El Zócalo, ese espacio físico y simbólico de batallas, disputas y ocupaciones, está enmarcado por los monumentales edificios de los poderes establecidos. Sí, ellos tienen los edificios –por lo general–, pero el espacio abierto ha sido conquistado una y otra vez por la gente.
Ahí ocurrió la primera rebelión indígena contra la corona, en el Motín del hambre (1692), y ahí se leyó ante la multitud el Acta de Independencia. En el Zócalo, los habitantes de la ciudad combatieron con las uñas al ejército estadunidense, en la batalla más desigual en la historia de la ciudad del siglo XIX. Años después una multitud despidió a Benito Juárez, quien partió con la República en su carreta.
En el Zócalo se recibió a Francisco I. Madero para festejar la primera victoria de la Revolución. Entraron y salieron ejércitos, pero con la llegada de los zapatistas y villistas el 6 de diciembre de 1914 se puso fin a la pesadilla porfirista alargada por la traición de Victoriano Huerta.
Imposible olvidar las imágenes del apoyo popular a la expropiación petrolera. Después, y sólo por algunos años, ferrocarrileros, médicos y algunos otros mantuvieron la plaza abierta a la disidencia.
Con represión y cárcel el nuevo régimen barrió la plaza para abrirle paso al Zócalo del presidente: para el grito del 15 de septiembre, para el desfile militar, para el primero de mayo corporativo.
A los estudiantes que estaban hartos del autoritarismo y la represión no los dejaron entrar al Zócalo un 26 de julio de 1968. Eso no lo perdonaron. Desataron tremendo movimiento y en tres ocasiones lo ocuparon. Sólo con la masacre de Tlatelolco alargaron el silencio.
Catorce años después, contraviniendo las instrucciones del regente, una multitud encabezada por Arnoldo Martínez Verdugo reabrió la plaza ondeando miles de banderas rojas. Ante la tragedia del terremoto del 19 de septiembre, el Zócalo fue espacio de reunión, refugio y centro de acopio. Ahí, como en muchos otros lugares, nació una participación ciudadana sin precedente. Los estudiantes no reabrirían su Zócalo hasta 1987, en el primer movimiento estudiantil que se alzó con una victoria contra las reformas modernizadoras en la educación.

============================================================

*ENUNCIADO:* Transcribe literalmente del texto sobre el Zócalo todo lo que va desde "Imposible olvidar las" hasta "alargaron el silencio.".

============================================================

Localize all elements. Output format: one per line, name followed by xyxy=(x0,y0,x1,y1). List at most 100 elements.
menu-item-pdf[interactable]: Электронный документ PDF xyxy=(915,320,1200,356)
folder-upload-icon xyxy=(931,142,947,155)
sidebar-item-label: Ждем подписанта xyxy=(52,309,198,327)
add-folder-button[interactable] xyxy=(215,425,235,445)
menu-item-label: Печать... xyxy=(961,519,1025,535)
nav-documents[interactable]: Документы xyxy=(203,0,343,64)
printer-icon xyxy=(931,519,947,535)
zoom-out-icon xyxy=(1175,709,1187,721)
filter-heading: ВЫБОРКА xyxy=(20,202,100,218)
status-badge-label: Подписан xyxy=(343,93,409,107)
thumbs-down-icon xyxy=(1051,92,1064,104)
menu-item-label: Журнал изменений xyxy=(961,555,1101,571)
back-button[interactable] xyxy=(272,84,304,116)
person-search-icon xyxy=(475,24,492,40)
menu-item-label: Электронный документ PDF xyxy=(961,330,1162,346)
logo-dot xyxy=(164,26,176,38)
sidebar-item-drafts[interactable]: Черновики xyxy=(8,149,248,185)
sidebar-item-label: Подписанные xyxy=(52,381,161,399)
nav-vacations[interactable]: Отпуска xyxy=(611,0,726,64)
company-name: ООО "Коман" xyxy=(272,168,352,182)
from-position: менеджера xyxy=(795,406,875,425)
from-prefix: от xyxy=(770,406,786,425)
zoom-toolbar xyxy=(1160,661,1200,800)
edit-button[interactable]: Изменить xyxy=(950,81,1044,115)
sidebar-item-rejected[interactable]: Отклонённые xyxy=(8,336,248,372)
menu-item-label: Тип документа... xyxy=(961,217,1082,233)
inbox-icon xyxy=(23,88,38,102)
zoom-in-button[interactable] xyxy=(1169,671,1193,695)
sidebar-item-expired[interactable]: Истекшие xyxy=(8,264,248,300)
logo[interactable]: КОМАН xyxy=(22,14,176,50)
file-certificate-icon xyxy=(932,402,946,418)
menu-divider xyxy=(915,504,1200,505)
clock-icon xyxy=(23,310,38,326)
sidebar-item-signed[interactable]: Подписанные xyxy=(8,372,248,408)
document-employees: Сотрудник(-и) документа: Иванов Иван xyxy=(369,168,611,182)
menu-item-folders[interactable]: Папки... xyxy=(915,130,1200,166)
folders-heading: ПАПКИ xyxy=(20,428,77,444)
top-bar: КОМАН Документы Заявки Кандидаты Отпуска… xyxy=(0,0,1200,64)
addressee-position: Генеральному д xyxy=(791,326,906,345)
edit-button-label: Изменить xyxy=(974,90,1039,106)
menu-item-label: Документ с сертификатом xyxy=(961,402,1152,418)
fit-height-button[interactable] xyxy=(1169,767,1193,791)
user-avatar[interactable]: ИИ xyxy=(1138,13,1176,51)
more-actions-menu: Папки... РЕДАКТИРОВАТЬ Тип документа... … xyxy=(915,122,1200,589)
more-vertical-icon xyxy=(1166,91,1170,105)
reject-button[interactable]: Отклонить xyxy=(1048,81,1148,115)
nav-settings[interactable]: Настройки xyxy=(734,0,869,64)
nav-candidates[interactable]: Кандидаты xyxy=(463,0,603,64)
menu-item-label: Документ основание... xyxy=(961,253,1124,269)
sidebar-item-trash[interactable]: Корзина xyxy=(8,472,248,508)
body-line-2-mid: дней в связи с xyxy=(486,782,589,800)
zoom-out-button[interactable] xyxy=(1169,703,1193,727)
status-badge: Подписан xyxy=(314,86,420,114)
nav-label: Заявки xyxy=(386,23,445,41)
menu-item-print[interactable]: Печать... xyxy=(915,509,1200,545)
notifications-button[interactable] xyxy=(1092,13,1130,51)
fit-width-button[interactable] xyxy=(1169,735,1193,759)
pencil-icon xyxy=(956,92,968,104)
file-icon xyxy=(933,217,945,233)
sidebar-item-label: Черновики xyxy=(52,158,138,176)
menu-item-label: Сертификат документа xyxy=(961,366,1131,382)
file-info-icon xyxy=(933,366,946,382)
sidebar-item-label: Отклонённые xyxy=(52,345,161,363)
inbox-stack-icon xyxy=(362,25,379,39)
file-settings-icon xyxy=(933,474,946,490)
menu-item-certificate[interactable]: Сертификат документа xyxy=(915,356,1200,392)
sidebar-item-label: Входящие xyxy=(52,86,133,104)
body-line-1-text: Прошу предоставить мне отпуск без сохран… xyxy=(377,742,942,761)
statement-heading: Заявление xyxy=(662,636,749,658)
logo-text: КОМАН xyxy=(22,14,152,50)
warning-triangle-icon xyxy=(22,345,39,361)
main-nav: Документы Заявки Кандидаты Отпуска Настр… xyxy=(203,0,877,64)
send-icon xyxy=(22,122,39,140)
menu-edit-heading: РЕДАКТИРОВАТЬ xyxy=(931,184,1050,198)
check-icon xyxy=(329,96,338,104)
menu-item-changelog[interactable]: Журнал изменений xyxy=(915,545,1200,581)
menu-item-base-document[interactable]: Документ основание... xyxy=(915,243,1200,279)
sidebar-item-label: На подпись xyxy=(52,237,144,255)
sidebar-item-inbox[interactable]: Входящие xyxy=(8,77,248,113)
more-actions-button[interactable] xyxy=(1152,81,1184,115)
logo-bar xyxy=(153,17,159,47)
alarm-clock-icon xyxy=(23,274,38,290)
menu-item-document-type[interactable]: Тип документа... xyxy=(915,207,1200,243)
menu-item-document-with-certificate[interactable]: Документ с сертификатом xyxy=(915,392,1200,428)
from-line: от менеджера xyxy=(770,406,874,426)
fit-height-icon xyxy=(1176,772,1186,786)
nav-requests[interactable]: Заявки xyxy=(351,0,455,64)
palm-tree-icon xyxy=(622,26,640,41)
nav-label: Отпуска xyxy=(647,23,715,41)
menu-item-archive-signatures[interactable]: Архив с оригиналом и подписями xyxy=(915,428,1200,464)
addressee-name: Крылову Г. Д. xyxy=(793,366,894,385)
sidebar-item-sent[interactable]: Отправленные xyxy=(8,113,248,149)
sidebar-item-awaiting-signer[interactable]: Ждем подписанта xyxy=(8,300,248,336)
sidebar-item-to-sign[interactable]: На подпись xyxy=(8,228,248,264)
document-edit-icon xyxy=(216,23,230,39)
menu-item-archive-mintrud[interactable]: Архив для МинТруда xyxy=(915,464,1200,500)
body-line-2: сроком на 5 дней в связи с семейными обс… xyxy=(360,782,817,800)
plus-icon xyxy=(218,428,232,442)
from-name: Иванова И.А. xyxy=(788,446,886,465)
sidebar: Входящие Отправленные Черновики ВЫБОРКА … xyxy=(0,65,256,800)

============================================================

*SOLUCIÓN:*
Imposible olvidar las imágenes del apoyo popular a la expropiación petrolera. Después, y sólo por algunos años, ferrocarrileros, médicos y algunos otros mantuvieron la plaza abierta a la disidencia.
Con represión y cárcel el nuevo régimen barrió la plaza para abrirle paso al Zócalo del presidente: para el grito del 15 de septiembre, para el desfile militar, para el primero de mayo corporativo.
A los estudiantes que estaban hartos del autoritarismo y la represión no los dejaron entrar al Zócalo un 26 de julio de 1968. Eso no lo perdonaron. Desataron tremendo movimiento y en tres ocasiones lo ocuparon. Sólo con la masacre de Tlatelolco alargaron el silencio.